GIVEN ENTRIES
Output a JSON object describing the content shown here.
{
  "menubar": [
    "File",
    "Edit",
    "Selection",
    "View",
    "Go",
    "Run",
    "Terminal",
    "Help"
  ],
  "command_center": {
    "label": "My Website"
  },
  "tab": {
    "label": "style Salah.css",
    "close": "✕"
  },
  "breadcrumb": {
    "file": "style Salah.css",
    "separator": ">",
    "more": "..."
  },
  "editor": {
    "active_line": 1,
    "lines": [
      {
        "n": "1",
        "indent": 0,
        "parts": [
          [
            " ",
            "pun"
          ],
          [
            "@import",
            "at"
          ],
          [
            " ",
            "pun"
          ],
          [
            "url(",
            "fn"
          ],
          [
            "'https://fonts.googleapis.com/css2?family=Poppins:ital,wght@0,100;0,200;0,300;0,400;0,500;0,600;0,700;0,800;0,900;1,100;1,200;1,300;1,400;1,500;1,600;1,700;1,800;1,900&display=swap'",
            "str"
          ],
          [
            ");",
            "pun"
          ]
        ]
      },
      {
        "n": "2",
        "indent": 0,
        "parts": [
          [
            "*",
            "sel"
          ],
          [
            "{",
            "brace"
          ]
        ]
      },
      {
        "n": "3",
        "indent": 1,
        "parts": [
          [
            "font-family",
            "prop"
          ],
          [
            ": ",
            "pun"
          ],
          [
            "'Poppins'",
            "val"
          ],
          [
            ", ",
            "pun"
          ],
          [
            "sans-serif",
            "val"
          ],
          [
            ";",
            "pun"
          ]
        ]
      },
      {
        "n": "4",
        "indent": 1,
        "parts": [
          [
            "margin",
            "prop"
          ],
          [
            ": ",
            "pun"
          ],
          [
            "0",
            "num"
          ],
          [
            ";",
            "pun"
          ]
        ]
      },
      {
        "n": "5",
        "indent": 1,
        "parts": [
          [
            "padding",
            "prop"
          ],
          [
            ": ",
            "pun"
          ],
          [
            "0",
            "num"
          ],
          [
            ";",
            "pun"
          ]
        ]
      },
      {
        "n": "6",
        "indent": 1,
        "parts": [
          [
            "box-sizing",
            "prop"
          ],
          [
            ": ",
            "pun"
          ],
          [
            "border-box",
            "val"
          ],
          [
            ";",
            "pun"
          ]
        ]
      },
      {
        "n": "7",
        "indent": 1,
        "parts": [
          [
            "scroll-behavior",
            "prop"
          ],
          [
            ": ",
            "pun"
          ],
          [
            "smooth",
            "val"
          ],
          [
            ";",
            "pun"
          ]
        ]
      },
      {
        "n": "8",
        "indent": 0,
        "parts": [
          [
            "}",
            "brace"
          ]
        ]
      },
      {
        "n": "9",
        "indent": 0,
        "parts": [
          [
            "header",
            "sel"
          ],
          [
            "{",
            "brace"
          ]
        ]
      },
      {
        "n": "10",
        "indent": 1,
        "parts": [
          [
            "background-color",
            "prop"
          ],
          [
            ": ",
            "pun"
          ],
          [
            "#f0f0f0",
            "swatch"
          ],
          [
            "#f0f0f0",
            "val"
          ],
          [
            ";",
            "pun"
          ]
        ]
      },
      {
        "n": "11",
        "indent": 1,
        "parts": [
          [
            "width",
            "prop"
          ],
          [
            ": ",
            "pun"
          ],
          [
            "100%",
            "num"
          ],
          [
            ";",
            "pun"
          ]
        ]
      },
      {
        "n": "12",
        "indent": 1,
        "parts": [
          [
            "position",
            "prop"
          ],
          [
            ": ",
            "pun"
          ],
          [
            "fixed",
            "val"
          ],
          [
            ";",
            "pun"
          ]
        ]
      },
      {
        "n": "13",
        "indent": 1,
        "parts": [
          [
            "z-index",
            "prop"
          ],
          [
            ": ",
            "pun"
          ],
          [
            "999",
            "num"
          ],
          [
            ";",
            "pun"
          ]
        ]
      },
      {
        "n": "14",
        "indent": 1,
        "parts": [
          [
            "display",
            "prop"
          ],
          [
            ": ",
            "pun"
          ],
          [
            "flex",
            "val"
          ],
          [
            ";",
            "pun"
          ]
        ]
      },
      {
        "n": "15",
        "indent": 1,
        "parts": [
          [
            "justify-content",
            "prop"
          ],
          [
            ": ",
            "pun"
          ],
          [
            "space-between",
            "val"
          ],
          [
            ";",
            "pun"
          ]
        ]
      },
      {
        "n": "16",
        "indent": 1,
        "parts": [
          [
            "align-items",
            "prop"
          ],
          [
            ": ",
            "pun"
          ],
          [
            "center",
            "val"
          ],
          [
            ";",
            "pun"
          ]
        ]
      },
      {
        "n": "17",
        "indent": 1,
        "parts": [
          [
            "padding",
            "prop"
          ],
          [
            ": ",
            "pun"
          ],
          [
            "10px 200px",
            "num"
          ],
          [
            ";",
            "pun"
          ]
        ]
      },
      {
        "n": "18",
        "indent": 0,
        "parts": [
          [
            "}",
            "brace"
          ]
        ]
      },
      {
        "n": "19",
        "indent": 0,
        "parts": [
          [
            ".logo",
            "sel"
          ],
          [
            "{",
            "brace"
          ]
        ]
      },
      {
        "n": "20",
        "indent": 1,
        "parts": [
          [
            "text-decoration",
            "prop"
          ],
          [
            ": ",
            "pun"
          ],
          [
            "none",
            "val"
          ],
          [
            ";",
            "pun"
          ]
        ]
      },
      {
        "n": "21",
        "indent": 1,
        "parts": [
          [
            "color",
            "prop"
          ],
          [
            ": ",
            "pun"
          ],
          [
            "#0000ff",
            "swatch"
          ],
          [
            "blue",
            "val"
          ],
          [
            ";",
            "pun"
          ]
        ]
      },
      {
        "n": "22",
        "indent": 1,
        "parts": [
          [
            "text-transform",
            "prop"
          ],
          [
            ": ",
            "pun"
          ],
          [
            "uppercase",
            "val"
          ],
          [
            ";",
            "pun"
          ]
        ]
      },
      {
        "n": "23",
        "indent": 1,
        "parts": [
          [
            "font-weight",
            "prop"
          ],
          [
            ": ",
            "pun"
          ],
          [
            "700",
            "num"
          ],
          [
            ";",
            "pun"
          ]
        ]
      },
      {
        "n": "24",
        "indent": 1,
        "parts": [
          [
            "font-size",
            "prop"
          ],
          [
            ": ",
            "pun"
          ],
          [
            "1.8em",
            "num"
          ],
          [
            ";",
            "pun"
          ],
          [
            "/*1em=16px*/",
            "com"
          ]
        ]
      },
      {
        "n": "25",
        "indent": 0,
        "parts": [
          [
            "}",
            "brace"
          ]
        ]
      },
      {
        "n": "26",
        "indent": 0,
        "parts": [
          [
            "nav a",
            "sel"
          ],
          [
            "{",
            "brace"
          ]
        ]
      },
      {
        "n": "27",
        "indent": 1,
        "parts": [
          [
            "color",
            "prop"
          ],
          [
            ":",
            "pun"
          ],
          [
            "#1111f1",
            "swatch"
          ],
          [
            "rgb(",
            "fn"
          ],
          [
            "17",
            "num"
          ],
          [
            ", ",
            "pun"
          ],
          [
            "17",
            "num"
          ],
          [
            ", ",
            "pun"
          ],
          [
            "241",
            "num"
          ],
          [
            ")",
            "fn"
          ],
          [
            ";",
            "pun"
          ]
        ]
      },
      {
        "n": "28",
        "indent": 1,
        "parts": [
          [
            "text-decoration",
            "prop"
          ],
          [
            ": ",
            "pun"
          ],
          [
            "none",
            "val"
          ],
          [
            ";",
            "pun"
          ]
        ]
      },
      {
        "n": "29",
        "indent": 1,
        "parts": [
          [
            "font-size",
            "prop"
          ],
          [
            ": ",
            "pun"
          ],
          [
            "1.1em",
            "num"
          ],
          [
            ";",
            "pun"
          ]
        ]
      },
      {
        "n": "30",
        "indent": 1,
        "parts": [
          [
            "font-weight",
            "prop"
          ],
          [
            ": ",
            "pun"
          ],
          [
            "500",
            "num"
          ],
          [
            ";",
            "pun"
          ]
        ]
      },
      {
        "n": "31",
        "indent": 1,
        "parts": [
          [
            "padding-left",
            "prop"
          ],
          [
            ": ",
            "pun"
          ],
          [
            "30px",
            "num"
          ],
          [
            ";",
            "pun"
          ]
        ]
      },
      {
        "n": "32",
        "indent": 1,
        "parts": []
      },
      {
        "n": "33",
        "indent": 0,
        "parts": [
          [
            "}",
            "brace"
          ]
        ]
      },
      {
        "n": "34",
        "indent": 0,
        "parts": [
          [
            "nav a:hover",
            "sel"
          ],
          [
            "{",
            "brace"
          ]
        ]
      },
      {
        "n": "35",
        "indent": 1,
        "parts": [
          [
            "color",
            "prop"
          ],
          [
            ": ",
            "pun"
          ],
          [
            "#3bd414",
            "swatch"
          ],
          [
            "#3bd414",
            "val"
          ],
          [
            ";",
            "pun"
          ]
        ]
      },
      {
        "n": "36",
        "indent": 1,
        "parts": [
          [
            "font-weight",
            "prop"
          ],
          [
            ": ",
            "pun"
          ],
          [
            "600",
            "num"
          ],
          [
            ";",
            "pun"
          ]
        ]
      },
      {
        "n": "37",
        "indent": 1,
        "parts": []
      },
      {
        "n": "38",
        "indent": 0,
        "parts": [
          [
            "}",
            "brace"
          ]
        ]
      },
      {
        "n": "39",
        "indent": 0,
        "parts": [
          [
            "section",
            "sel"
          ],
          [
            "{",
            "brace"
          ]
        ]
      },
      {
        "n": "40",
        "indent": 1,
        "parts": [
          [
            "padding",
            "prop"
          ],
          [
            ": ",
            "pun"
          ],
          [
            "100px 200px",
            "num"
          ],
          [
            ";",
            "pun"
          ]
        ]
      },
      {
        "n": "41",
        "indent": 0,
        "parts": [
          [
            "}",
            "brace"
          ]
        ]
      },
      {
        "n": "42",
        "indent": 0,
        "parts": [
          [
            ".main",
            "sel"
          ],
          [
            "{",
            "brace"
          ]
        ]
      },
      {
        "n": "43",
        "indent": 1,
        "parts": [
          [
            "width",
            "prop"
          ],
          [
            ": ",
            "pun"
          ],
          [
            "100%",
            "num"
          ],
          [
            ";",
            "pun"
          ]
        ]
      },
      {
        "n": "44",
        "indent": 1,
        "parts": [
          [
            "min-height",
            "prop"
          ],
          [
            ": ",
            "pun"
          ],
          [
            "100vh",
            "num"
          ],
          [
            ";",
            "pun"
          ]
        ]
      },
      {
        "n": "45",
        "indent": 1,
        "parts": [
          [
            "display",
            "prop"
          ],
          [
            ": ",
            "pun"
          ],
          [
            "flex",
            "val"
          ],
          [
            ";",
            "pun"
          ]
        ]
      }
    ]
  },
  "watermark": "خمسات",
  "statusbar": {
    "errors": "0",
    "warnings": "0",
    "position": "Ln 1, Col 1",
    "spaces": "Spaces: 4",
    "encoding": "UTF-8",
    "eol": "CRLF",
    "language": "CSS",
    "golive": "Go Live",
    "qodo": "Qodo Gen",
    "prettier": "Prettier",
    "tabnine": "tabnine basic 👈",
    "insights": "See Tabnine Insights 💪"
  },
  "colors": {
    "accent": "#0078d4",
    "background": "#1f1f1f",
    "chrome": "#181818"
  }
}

REQUIRED TASK
Only lines with the word "Salah" are wanted, so copy each one from the records.

RESULT BELOW
    "label": "style Salah.css",
    "file": "style Salah.css",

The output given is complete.